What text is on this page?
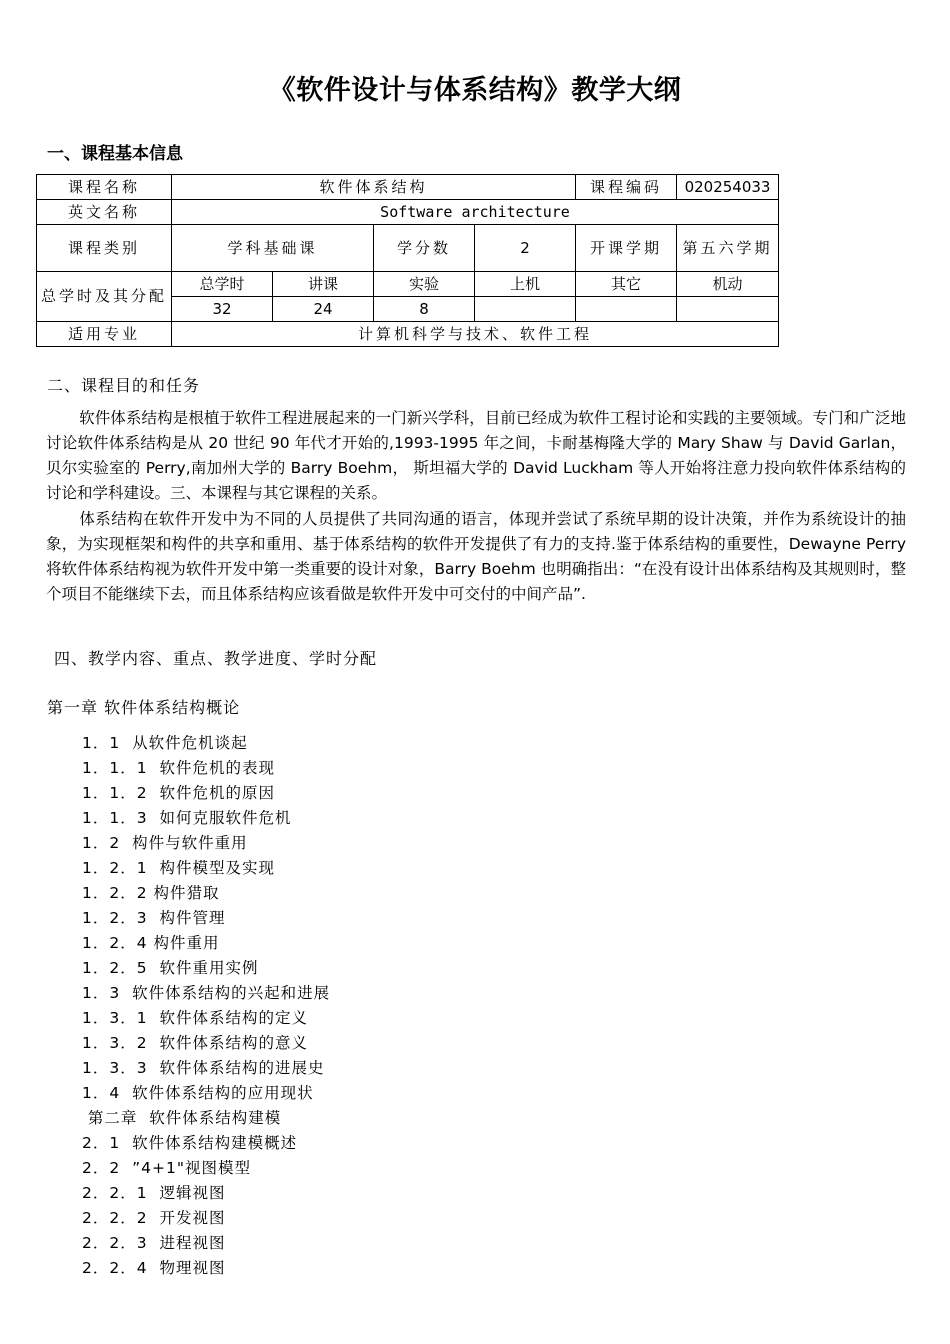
《软件设计与体系结构》教学大纲
一、课程基本信息
课程名称	软件体系结构				课程编码	020254033
英文名称	Software architecture					
课程类别	学科基础课		学分数	2	开课学期	第五六学期
总学时及其分配	总学时	讲课	实验	上机	其它	机动
	32	24	8			
适用专业	计算机科学与技术、软件工程					
二、课程目的和任务

软件体系结构是根植于软件工程进展起来的一门新兴学科，目前已经成为软件工程讨论和实践的主要领域。专门和广泛地讨论软件体系结构是从 20 世纪 90 年代才开始的,1993-1995 年之间，卡耐基梅隆大学的 Mary Shaw 与 David Garlan， 贝尔实验室的 Perry,南加州大学的 Barry Boehm， 斯坦福大学的 David Luckham 等人开始将注意力投向软件体系结构的讨论和学科建设。三、本课程与其它课程的关系。

体系结构在软件开发中为不同的人员提供了共同沟通的语言，体现并尝试了系统早期的设计决策，并作为系统设计的抽象，为实现框架和构件的共享和重用、基于体系结构的软件开发提供了有力的支持.鉴于体系结构的重要性，Dewayne Perry 将软件体系结构视为软件开发中第一类重要的设计对象，Barry Boehm 也明确指出：“在没有设计出体系结构及其规则时，整个项目不能继续下去，而且体系结构应该看做是软件开发中可交付的中间产品”.

四、教学内容、重点、教学进度、学时分配
第一章 软件体系结构概论
1．1  从软件危机谈起
1．1．1  软件危机的表现
1．1．2  软件危机的原因
1．1．3  如何克服软件危机
1．2  构件与软件重用
1．2．1  构件模型及实现
1．2．2 构件猎取
1．2．3  构件管理
1．2．4 构件重用
1．2．5  软件重用实例
1．3  软件体系结构的兴起和进展
1．3．1  软件体系结构的定义
1．3．2  软件体系结构的意义
1．3．3  软件体系结构的进展史
1．4  软件体系结构的应用现状
第二章  软件体系结构建模
2．1  软件体系结构建模概述
2．2  ”4+1"视图模型
2．2．1  逻辑视图
2．2．2  开发视图
2．2．3  进程视图
2．2．4  物理视图
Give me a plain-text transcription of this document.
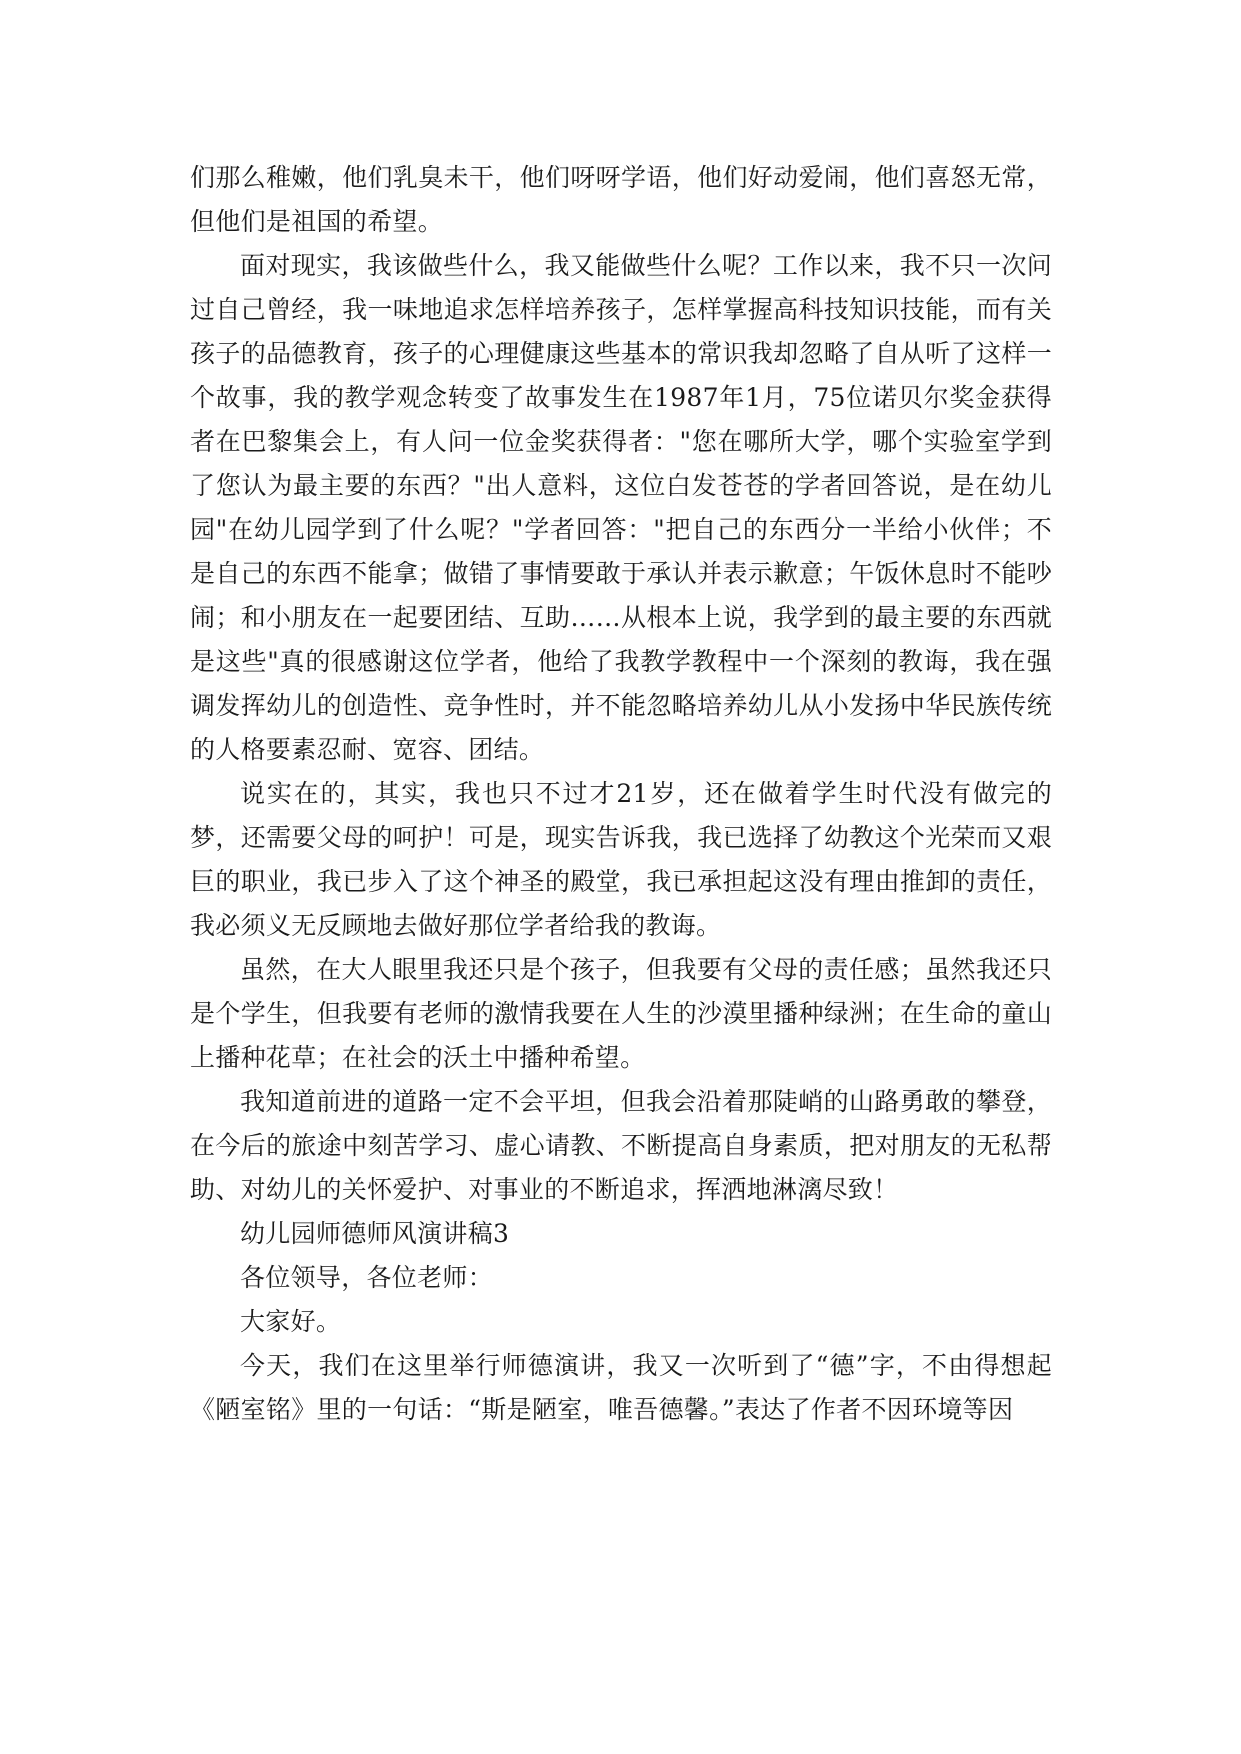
们那么稚嫩，他们乳臭未干，他们呀呀学语，他们好动爱闹，他们喜怒无常，但他们是祖国的希望。

面对现实，我该做些什么，我又能做些什么呢？工作以来，我不只一次问过自己曾经，我一味地追求怎样培养孩子，怎样掌握高科技知识技能，而有关孩子的品德教育，孩子的心理健康这些基本的常识我却忽略了自从听了这样一个故事，我的教学观念转变了故事发生在1987年1月，75位诺贝尔奖金获得者在巴黎集会上，有人问一位金奖获得者："您在哪所大学，哪个实验室学到了您认为最主要的东西？"出人意料，这位白发苍苍的学者回答说，是在幼儿园"在幼儿园学到了什么呢？"学者回答："把自己的东西分一半给小伙伴；不是自己的东西不能拿；做错了事情要敢于承认并表示歉意；午饭休息时不能吵闹；和小朋友在一起要团结、互助……从根本上说，我学到的最主要的东西就是这些"真的很感谢这位学者，他给了我教学教程中一个深刻的教诲，我在强调发挥幼儿的创造性、竞争性时，并不能忽略培养幼儿从小发扬中华民族传统的人格要素忍耐、宽容、团结。

说实在的，其实，我也只不过才21岁，还在做着学生时代没有做完的梦，还需要父母的呵护！可是，现实告诉我，我已选择了幼教这个光荣而又艰巨的职业，我已步入了这个神圣的殿堂，我已承担起这没有理由推卸的责任，我必须义无反顾地去做好那位学者给我的教诲。

虽然，在大人眼里我还只是个孩子，但我要有父母的责任感；虽然我还只是个学生，但我要有老师的激情我要在人生的沙漠里播种绿洲；在生命的童山上播种花草；在社会的沃土中播种希望。

我知道前进的道路一定不会平坦，但我会沿着那陡峭的山路勇敢的攀登，在今后的旅途中刻苦学习、虚心请教、不断提高自身素质，把对朋友的无私帮助、对幼儿的关怀爱护、对事业的不断追求，挥洒地淋漓尽致！

幼儿园师德师风演讲稿3

各位领导，各位老师：

大家好。

今天，我们在这里举行师德演讲，我又一次听到了“德”字，不由得想起《陋室铭》里的一句话：“斯是陋室，唯吾德馨。”表达了作者不因环境等因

_ _ _

:: To do ::
Your task is to gather all lines from the entries above that hold the word "Perry".

:: Response to the task ::
软件体系结构是根植于软件工程进展起来的一门新兴学科，目前已经成为软件工程讨论和实践的主要领域。专门和广泛地讨论软件体系结构是从 20 世纪 90 年代才开始的,1993-1995 年之间，卡耐基梅隆大学的 Mary Shaw 与 David Garlan， 贝尔实验室的 Perry,南加州大学的 Barry Boehm， 斯坦福大学的 David Luckham 等人开始将注意力投向软件体系结构的讨论和学科建设。三、本课程与其它课程的关系。
体系结构在软件开发中为不同的人员提供了共同沟通的语言，体现并尝试了系统早期的设计决策，并作为系统设计的抽象，为实现框架和构件的共享和重用、基于体系结构的软件开发提供了有力的支持.鉴于体系结构的重要性，Dewayne Perry 将软件体系结构视为软件开发中第一类重要的设计对象，Barry Boehm 也明确指出：“在没有设计出体系结构及其规则时，整个项目不能继续下去，而且体系结构应该看做是软件开发中可交付的中间产品”.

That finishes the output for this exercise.